# Exercise material
* start *
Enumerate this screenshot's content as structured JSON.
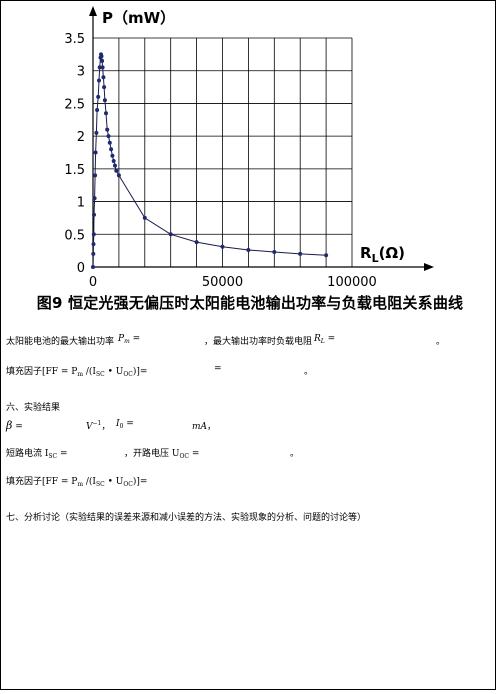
{
  "chart_data": {
    "type": "line",
    "ylabel": "P（mW）",
    "xlabel": "RL(Ω)",
    "xlim": [
      0,
      100000
    ],
    "ylim": [
      0,
      3.5
    ],
    "x_ticks": [
      "0",
      "50000",
      "100000"
    ],
    "y_ticks": [
      "0",
      "0.5",
      "1",
      "1.5",
      "2",
      "2.5",
      "3",
      "3.5"
    ],
    "grid": true,
    "series": [
      {
        "x": [
          0,
          100,
          200,
          300,
          400,
          600,
          800,
          1000,
          1300,
          1600,
          2000,
          2300,
          2600,
          2900,
          3100,
          3300,
          3500,
          3700,
          4000,
          4300,
          4600,
          5000,
          5500,
          6000,
          6500,
          7000,
          7500,
          8000,
          8500,
          9000,
          10000,
          20000,
          30000,
          40000,
          50000,
          60000,
          70000,
          80000,
          90000
        ],
        "y": [
          0,
          0.2,
          0.35,
          0.5,
          0.8,
          1.05,
          1.4,
          1.75,
          2.05,
          2.4,
          2.6,
          2.85,
          3.05,
          3.2,
          3.25,
          3.22,
          3.15,
          3.05,
          2.9,
          2.75,
          2.55,
          2.35,
          2.1,
          2.0,
          1.9,
          1.8,
          1.7,
          1.62,
          1.55,
          1.47,
          1.4,
          0.75,
          0.5,
          0.38,
          0.31,
          0.26,
          0.23,
          0.2,
          0.18
        ]
      }
    ]
  },
  "caption": "图9 恒定光强无偏压时太阳能电池输出功率与负载电阻关系曲线",
  "line1": {
    "text_a": "太阳能电池的最大输出功率",
    "pm": "P",
    "pm_sub": "m",
    "eq_a": " =",
    "text_b": "，最大输出功率时负载电阻",
    "rl": "R",
    "rl_sub": "L",
    "eq_b": " =",
    "end": "。"
  },
  "ff1": {
    "a": "填充因子[FF = P",
    "sub_m": "m",
    "b": " /(I",
    "sub_sc": "SC",
    "c": " • U",
    "sub_oc": "OC",
    "d": ")]=",
    "eq": "=",
    "end": "。"
  },
  "section6": "六、实验结果",
  "beta_line": {
    "beta": "β",
    "eq": " =",
    "unit_v": "V",
    "unit_v_sup": "−1",
    "sep": "，",
    "i0": "I",
    "i0_sub": "0",
    "eq2": " =",
    "unit_ma": "mA",
    "end": "，"
  },
  "isc_line": {
    "a": "短路电流 I",
    "sub_sc": "SC",
    "eq": " =",
    "b": "，开路电压 U",
    "sub_oc": "OC",
    "eq2": " =",
    "end": "。"
  },
  "ff2": {
    "a": "填充因子[FF = P",
    "sub_m": "m",
    "b": " /(I",
    "sub_sc": "SC",
    "c": " • U",
    "sub_oc": "OC",
    "d": ")]="
  },
  "section7": "七、分析讨论（实验结果的误差来源和减小误差的方法、实验现象的分析、问题的讨论等）"
}
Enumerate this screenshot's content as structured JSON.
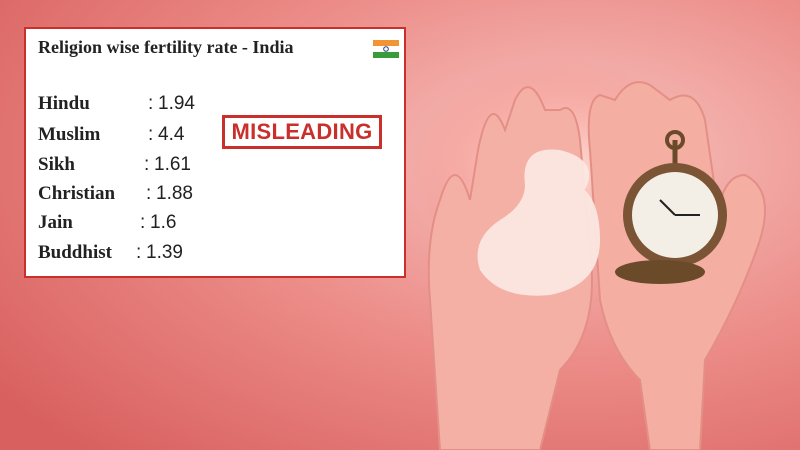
{
  "card": {
    "title": "Religion wise fertility rate - India",
    "separator": ":",
    "rows": [
      {
        "religion": "Hindu",
        "rate": "1.94"
      },
      {
        "religion": "Muslim",
        "rate": "4.4"
      },
      {
        "religion": "Sikh",
        "rate": "1.61"
      },
      {
        "religion": "Christian",
        "rate": "1.88"
      },
      {
        "religion": "Jain",
        "rate": "1.6"
      },
      {
        "religion": "Buddhist",
        "rate": "1.39"
      }
    ]
  },
  "stamp": {
    "label": "MISLEADING"
  }
}
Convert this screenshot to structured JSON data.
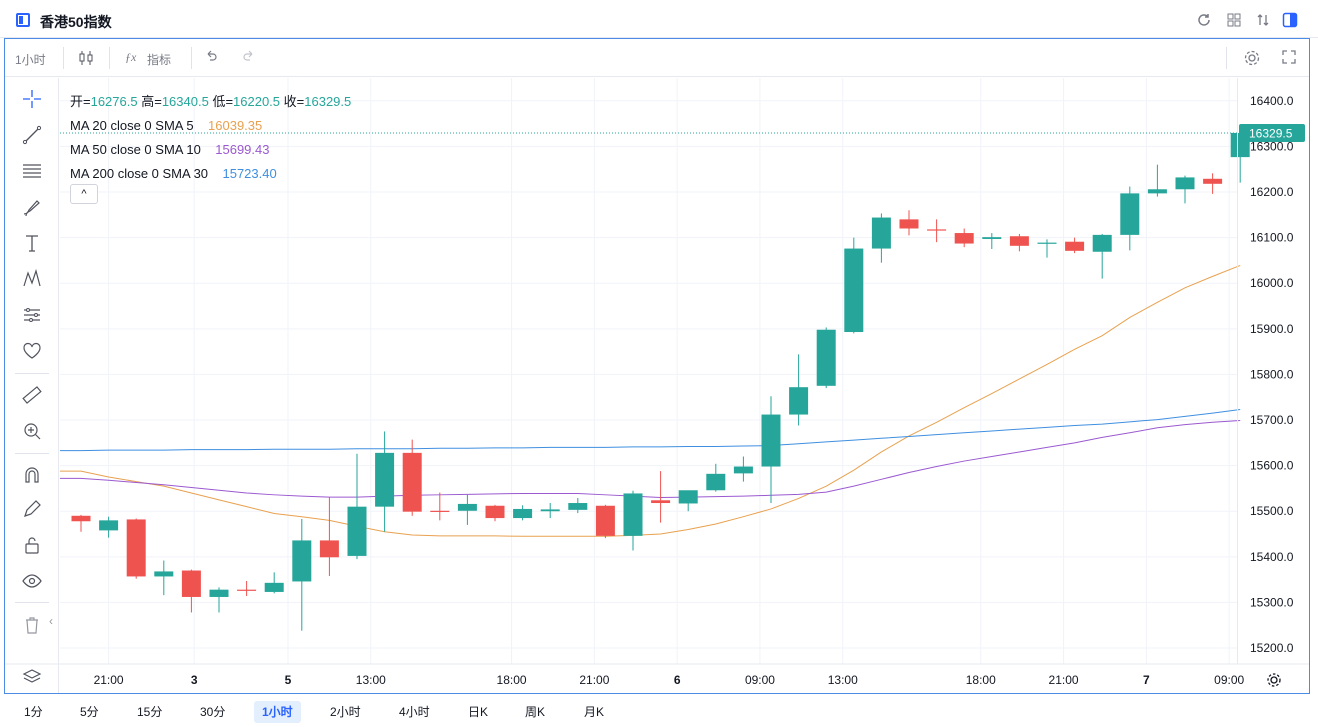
* end *
# Work to complete
Reproduce the entries above word for word. Pictures stay out.

# Answer for the task
Enumerate this screenshot's content as structured JSON.
{
  "chart_data": {
    "type": "line",
    "ylabel": "P（mW）",
    "xlabel": "RL(Ω)",
    "xlim": [
      0,
      100000
    ],
    "ylim": [
      0,
      3.5
    ],
    "x_ticks": [
      "0",
      "50000",
      "100000"
    ],
    "y_ticks": [
      "0",
      "0.5",
      "1",
      "1.5",
      "2",
      "2.5",
      "3",
      "3.5"
    ],
    "grid": true,
    "series": [
      {
        "x": [
          0,
          100,
          200,
          300,
          400,
          600,
          800,
          1000,
          1300,
          1600,
          2000,
          2300,
          2600,
          2900,
          3100,
          3300,
          3500,
          3700,
          4000,
          4300,
          4600,
          5000,
          5500,
          6000,
          6500,
          7000,
          7500,
          8000,
          8500,
          9000,
          10000,
          20000,
          30000,
          40000,
          50000,
          60000,
          70000,
          80000,
          90000
        ],
        "y": [
          0,
          0.2,
          0.35,
          0.5,
          0.8,
          1.05,
          1.4,
          1.75,
          2.05,
          2.4,
          2.6,
          2.85,
          3.05,
          3.2,
          3.25,
          3.22,
          3.15,
          3.05,
          2.9,
          2.75,
          2.55,
          2.35,
          2.1,
          2.0,
          1.9,
          1.8,
          1.7,
          1.62,
          1.55,
          1.47,
          1.4,
          0.75,
          0.5,
          0.38,
          0.31,
          0.26,
          0.23,
          0.2,
          0.18
        ]
      }
    ]
  },
  "caption": "图9 恒定光强无偏压时太阳能电池输出功率与负载电阻关系曲线",
  "line1": {
    "text_a": "太阳能电池的最大输出功率",
    "pm": "P",
    "pm_sub": "m",
    "eq_a": " =",
    "text_b": "，最大输出功率时负载电阻",
    "rl": "R",
    "rl_sub": "L",
    "eq_b": " =",
    "end": "。"
  },
  "ff1": {
    "a": "填充因子[FF = P",
    "sub_m": "m",
    "b": " /(I",
    "sub_sc": "SC",
    "c": " • U",
    "sub_oc": "OC",
    "d": ")]=",
    "eq": "=",
    "end": "。"
  },
  "section6": "六、实验结果",
  "beta_line": {
    "beta": "β",
    "eq": " =",
    "unit_v": "V",
    "unit_v_sup": "−1",
    "sep": "，",
    "i0": "I",
    "i0_sub": "0",
    "eq2": " =",
    "unit_ma": "mA",
    "end": "，"
  },
  "isc_line": {
    "a": "短路电流 I",
    "sub_sc": "SC",
    "eq": " =",
    "b": "，开路电压 U",
    "sub_oc": "OC",
    "eq2": " =",
    "end": "。"
  },
  "ff2": {
    "a": "填充因子[FF = P",
    "sub_m": "m",
    "b": " /(I",
    "sub_sc": "SC",
    "c": " • U",
    "sub_oc": "OC",
    "d": ")]="
  },
  "section7": "七、分析讨论（实验结果的误差来源和减小误差的方法、实验现象的分析、问题的讨论等）"
}
Enumerate this screenshot's content as structured JSON.
{
  "card": {
    "title": "Religion wise fertility rate - India",
    "separator": ":",
    "rows": [
      {
        "religion": "Hindu",
        "rate": "1.94"
      },
      {
        "religion": "Muslim",
        "rate": "4.4"
      },
      {
        "religion": "Sikh",
        "rate": "1.61"
      },
      {
        "religion": "Christian",
        "rate": "1.88"
      },
      {
        "religion": "Jain",
        "rate": "1.6"
      },
      {
        "religion": "Buddhist",
        "rate": "1.39"
      }
    ]
  },
  "stamp": {
    "label": "MISLEADING"
  }
}
Convert this screenshot to structured JSON data.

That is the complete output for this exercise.